Successful marketers understand that advertising must constantly evolve to reach targeted consumers at the right time on the right platform, and that brands cannot afford to rest on their laurels and risk being any less innovative.
Beyond traditional and digital advertising, mobile is now the lucrative brave new frontier for the advertisers. Gartner predicts that worldwide mobile advertising spending will balloon from an estimated USD 13.1 billion in 2013 to USD 18 billion in 2014, and forecasts that the figure will continue to grow to USD 41.9 billion by 2017.
This is especially relevant in Asia and in particular its emerging markets as consumers increasingly turn to their smartphones or tablets as the primary computing device and point of internet access. As mobile centric innovations impact user lifestyles, we will start to see the convergence of telecom, media and technology in a single ecosystem which will mark the way forward.
There are four disruptive technology trends that will reshape the future of mobile advertising.
Emerging markets continue to dominate the business agendas of many companies, and for good reason: they are the key growth driver with access to the next billion Internet users. To reach out to these users, telcos will need to innovate on their business strategies and move away from their traditional and commoditised revenue generators – SMS and voice services. Telcos of the new mobile world have to find the right ingredients of low cost devices, synergistic partnerships and a granular mobile data strategy to create a winning recipe. From a devices standpoint, the sub$25 smart phones can be touted as the sweet spot in enabling this change, as validated by Mozilla’s showcase of its USD 25 range of phones. Facebook and Airtel’s partnership in Rwanda to offer subsidised data services is yet another example of disruptive partnership that the industry will need to adopt. The telecom ecosystem in emerging markets is therefore interlocking and cooperating with others to achieve business goals.
#2 Internet of things (IoT) innovation continues
IDC predicts that the installed base of the Internet of Things (IoT) will be approximately 212 billion connected devices globally by the end of 2020. While almost all industries are looking for that ‘intelligent’ system; from cars to fridges, manufacturers are attempting to differentiate themselves from the competition by offering as many ‘smart’ features as possible. These devices represent an untapped gold mine for advertisers. The ability to integrate people and the systems to interact with each other can offer unparalleled opportunities for brands and advertisers to redefine consumer engagement in a context-specific environment. Turning this concept into a practical reality will take a few years, but the foundation has been set. It’s a matter of time before the trend moves into top gear!

Data extract
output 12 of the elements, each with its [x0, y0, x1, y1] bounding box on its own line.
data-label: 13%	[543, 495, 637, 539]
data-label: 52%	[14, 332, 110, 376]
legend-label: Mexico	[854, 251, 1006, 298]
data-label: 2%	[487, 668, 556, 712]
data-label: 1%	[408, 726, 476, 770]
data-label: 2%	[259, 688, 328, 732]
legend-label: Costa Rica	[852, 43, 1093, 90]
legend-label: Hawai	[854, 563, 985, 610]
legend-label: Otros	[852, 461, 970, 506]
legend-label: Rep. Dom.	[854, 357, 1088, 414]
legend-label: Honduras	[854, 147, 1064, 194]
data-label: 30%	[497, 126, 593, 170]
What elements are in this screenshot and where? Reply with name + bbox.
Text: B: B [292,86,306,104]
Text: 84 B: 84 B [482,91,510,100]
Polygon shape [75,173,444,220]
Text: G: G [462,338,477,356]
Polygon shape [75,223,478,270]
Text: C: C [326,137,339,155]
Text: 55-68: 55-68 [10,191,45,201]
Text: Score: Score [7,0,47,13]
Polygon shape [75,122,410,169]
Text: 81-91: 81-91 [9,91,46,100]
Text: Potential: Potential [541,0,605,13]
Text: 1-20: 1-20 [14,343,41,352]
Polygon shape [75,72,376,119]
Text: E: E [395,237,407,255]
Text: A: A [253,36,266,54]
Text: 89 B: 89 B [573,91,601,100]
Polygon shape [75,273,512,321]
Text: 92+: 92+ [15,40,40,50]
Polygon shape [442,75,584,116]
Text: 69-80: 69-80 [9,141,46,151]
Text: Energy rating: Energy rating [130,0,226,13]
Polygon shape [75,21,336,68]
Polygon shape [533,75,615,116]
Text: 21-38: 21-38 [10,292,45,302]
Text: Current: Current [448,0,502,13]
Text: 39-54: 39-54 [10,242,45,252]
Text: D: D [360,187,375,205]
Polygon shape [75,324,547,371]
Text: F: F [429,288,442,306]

Task to complete
Continue the article on trends reshaping mobile advertising, starting right after its last sentence.

Response to the task
#3 The devices are back
Consumer preferences are constantly evolving and they have come to expect and demand impeccable performance and user experiences from their mobile devices. Device manufacturers are thus motivated to craft products that deliver on these expectations, going beyond just the user interfaces and designing both the software and the hardware of the phone to provide a holistic and integrated experience and have consumers develop emotional connections with their devices. For example, Samsung originally powered their wearable products with Android and then moved to Tizen, indicating a product-before-OS approach to their device design. Nokia also recently released an Android phone to win fans with product design. Similarly, Blackberry’s recent OS, the Blackberry 10, allowed consumers to install and run Android apps. The implication of such moves is that rather than let purchase decisions be dictated by choice of OS, manufacturers are now attempting to win consumers over through product differentiation instead.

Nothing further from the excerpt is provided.